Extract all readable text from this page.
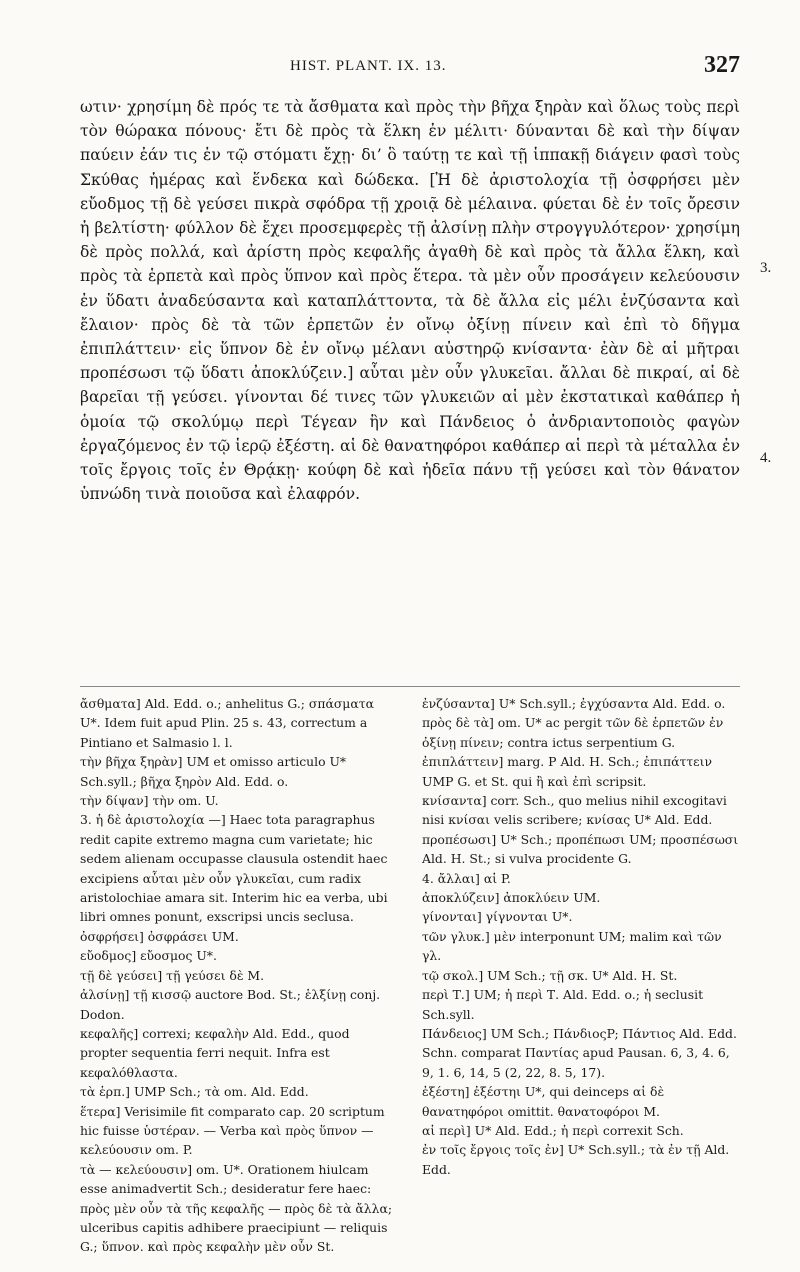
HIST. PLANT. IX. 13.	327

ωτιν· χρησίμη δὲ πρός τε τὰ ἄσθματα καὶ πρὸς τὴν βῆχα ξηρὰν καὶ ὅλως τοὺς περὶ τὸν θώρακα πόνους· ἔτι δὲ πρὸς τὰ ἕλκη ἐν μέλιτι· δύνανται δὲ καὶ τὴν δίψαν παύειν ἐάν τις ἐν τῷ στόματι ἔχῃ· δι’ ὃ ταύτῃ τε καὶ τῇ ἱππακῇ διάγειν φασὶ τοὺς Σκύθας ἡμέρας καὶ ἕνδεκα καὶ δώδεκα. [Ἡ δὲ ἀριστολοχία τῇ ὀσφρήσει μὲν εὔοδμος τῇ δὲ γεύσει πικρὰ σφόδρα τῇ χροιᾷ δὲ μέλαινα. φύεται δὲ ἐν τοῖς ὄρεσιν ἡ βελτίστη· φύλλον δὲ ἔχει προσεμφερὲς τῇ ἀλσίνῃ πλὴν στρογγυλότερον· χρησίμη δὲ πρὸς πολλά, καὶ ἀρίστη πρὸς κεφαλῆς ἀγαθὴ δὲ καὶ πρὸς τὰ ἄλλα ἕλκη, καὶ πρὸς τὰ ἑρπετὰ καὶ πρὸς ὕπνον καὶ πρὸς ἕτερα. τὰ μὲν οὖν προσάγειν κελεύουσιν ἐν ὕδατι ἀναδεύσαντα καὶ καταπλάττοντα, τὰ δὲ ἄλλα εἰς μέλι ἐνζύσαντα καὶ ἔλαιον· πρὸς δὲ τὰ τῶν ἑρπετῶν ἐν οἴνῳ ὀξίνῃ πίνειν καὶ ἐπὶ τὸ δῆγμα ἐπιπλάττειν· εἰς ὕπνον δὲ ἐν οἴνῳ μέλανι αὐστηρῷ κνίσαντα· ἐὰν δὲ αἱ μῆτραι προπέσωσι τῷ ὕδατι ἀποκλύζειν.] αὗται μὲν οὖν γλυκεῖαι. ἄλλαι δὲ πικραί, αἱ δὲ βαρεῖαι τῇ γεύσει. γίνονται δέ τινες τῶν γλυκειῶν αἱ μὲν ἐκστατικαὶ καθάπερ ἡ ὁμοία τῷ σκολύμῳ περὶ Τέγεαν ἣν καὶ Πάνδειος ὁ ἀνδριαντοποιὸς φαγὼν ἐργαζόμενος ἐν τῷ ἱερῷ ἐξέστη. αἱ δὲ θανατηφόροι καθάπερ αἱ περὶ τὰ μέταλλα ἐν τοῖς ἔργοις τοῖς ἐν Θρᾴκῃ· κούφη δὲ καὶ ἡδεῖα πάνυ τῇ γεύσει καὶ τὸν θάνατον ὑπνώδη τινὰ ποιοῦσα καὶ ἐλαφρόν.

3.
4.

ἄσθματα] Ald. Edd. o.; anhelitus G.; σπάσματα U*. Idem fuit apud Plin. 25 s. 43, correctum a Pintiano et Salmasio l. l.

τὴν βῆχα ξηρὰν] UM et omisso articulo U* Sch.syll.; βῆχα ξηρὸν Ald. Edd. o.

τὴν δίψαν] τὴν om. U.

3. ἡ δὲ ἀριστολοχία —] Haec tota paragraphus redit capite extremo magna cum varietate; hic sedem alienam occupasse clausula ostendit haec excipiens αὗται μὲν οὖν γλυκεῖαι, cum radix aristolochiae amara sit. Interim hic ea verba, ubi libri omnes ponunt, exscripsi uncis seclusa.

ὀσφρήσει] ὀσφράσει UM.

εὔοδμος] εὔοσμος U*.

τῇ δὲ γεύσει] τῇ γεύσει δὲ M.

ἀλσίνῃ] τῇ κισσῷ auctore Bod. St.; ἑλξίνῃ conj. Dodon.

κεφαλῆς] correxi; κεφαλὴν Ald. Edd., quod propter sequentia ferri nequit. Infra est κεφαλόθλαστα.

τὰ ἑρπ.] UMP Sch.; τὰ om. Ald. Edd.

ἕτερα] Verisimile fit comparato cap. 20 scriptum hic fuisse ὑστέραν. — Verba καὶ πρὸς ὕπνον — κελεύουσιν om. P.

τὰ — κελεύουσιν] om. U*. Orationem hiulcam esse animadvertit Sch.; desideratur fere haec: πρὸς μὲν οὖν τὰ τῆς κεφαλῆς — πρὸς δὲ τὰ ἄλλα; ulceribus capitis adhibere praecipiunt — reliquis G.; ὕπνον. καὶ πρὸς κεφαλὴν μὲν οὖν St.

ἐνζύσαντα] U* Sch.syll.; ἐγχύσαντα Ald. Edd. o.

πρὸς δὲ τὰ] om. U* ac pergit τῶν δὲ ἑρπετῶν ἐν ὀξίνῃ πίνειν; contra ictus serpentium G.

ἐπιπλάττειν] marg. P Ald. H. Sch.; ἐπιπάττειν UMP G. et St. qui ἢ καὶ ἐπὶ scripsit.

κνίσαντα] corr. Sch., quo melius nihil excogitavi nisi κνίσαι velis scribere; κνίσας U* Ald. Edd.

προπέσωσι] U* Sch.; προπέπωσι UM; προσπέσωσι Ald. H. St.; si vulva procidente G.

4. ἄλλαι] αἱ P.

ἀποκλύζειν] ἀποκλύειν UM.

γίνονται] γίγνονται U*.

τῶν γλυκ.] μὲν interponunt UM; malim καὶ τῶν γλ.

τῷ σκολ.] UM Sch.; τῇ σκ. U* Ald. H. St.

περὶ Τ.] UM; ἡ περὶ Τ. Ald. Edd. o.; ἡ seclusit Sch.syll.

Πάνδειος] UM Sch.; ΠάνδιοςP; Πάντιος Ald. Edd. Schn. comparat Παντίας apud Pausan. 6, 3, 4. 6, 9, 1. 6, 14, 5 (2, 22, 8. 5, 17).

ἐξέστη] ἐξέστηι U*, qui deinceps αἱ δὲ θανατηφόροι omittit. θανατοφόροι M.

αἱ περὶ] U* Ald. Edd.; ἡ περὶ correxit Sch.

ἐν τοῖς ἔργοις τοῖς ἐν] U* Sch.syll.; τὰ ἐν τῇ Ald. Edd.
########
-- Instruction --
Find and copy every line in the entries above where the string "κνίσαντα" occurs.

-- Response to this task --
ωτιν· χρησίμη δὲ πρός τε τὰ ἄσθματα καὶ πρὸς τὴν βῆχα ξηρὰν καὶ ὅλως τοὺς περὶ τὸν θώρακα πόνους· ἔτι δὲ πρὸς τὰ ἕλκη ἐν μέλιτι· δύνανται δὲ καὶ τὴν δίψαν παύειν ἐάν τις ἐν τῷ στόματι ἔχῃ· δι’ ὃ ταύτῃ τε καὶ τῇ ἱππακῇ διάγειν φασὶ τοὺς Σκύθας ἡμέρας καὶ ἕνδεκα καὶ δώδεκα. [Ἡ δὲ ἀριστολοχία τῇ ὀσφρήσει μὲν εὔοδμος τῇ δὲ γεύσει πικρὰ σφόδρα τῇ χροιᾷ δὲ μέλαινα. φύεται δὲ ἐν τοῖς ὄρεσιν ἡ βελτίστη· φύλλον δὲ ἔχει προσεμφερὲς τῇ ἀλσίνῃ πλὴν στρογγυλότερον· χρησίμη δὲ πρὸς πολλά, καὶ ἀρίστη πρὸς κεφαλῆς ἀγαθὴ δὲ καὶ πρὸς τὰ ἄλλα ἕλκη, καὶ πρὸς τὰ ἑρπετὰ καὶ πρὸς ὕπνον καὶ πρὸς ἕτερα. τὰ μὲν οὖν προσάγειν κελεύουσιν ἐν ὕδατι ἀναδεύσαντα καὶ καταπλάττοντα, τὰ δὲ ἄλλα εἰς μέλι ἐνζύσαντα καὶ ἔλαιον· πρὸς δὲ τὰ τῶν ἑρπετῶν ἐν οἴνῳ ὀξίνῃ πίνειν καὶ ἐπὶ τὸ δῆγμα ἐπιπλάττειν· εἰς ὕπνον δὲ ἐν οἴνῳ μέλανι αὐστηρῷ κνίσαντα· ἐὰν δὲ αἱ μῆτραι προπέσωσι τῷ ὕδατι ἀποκλύζειν.] αὗται μὲν οὖν γλυκεῖαι. ἄλλαι δὲ πικραί, αἱ δὲ βαρεῖαι τῇ γεύσει. γίνονται δέ τινες τῶν γλυκειῶν αἱ μὲν ἐκστατικαὶ καθάπερ ἡ ὁμοία τῷ σκολύμῳ περὶ Τέγεαν ἣν καὶ Πάνδειος ὁ ἀνδριαντοποιὸς φαγὼν ἐργαζόμενος ἐν τῷ ἱερῷ ἐξέστη. αἱ δὲ θανατηφόροι καθάπερ αἱ περὶ τὰ μέταλλα ἐν τοῖς ἔργοις τοῖς ἐν Θρᾴκῃ· κούφη δὲ καὶ ἡδεῖα πάνυ τῇ γεύσει καὶ τὸν θάνατον ὑπνώδη τινὰ ποιοῦσα καὶ ἐλαφρόν.
κνίσαντα] corr. Sch., quo melius nihil excogitavi nisi κνίσαι velis scribere; κνίσας U* Ald. Edd.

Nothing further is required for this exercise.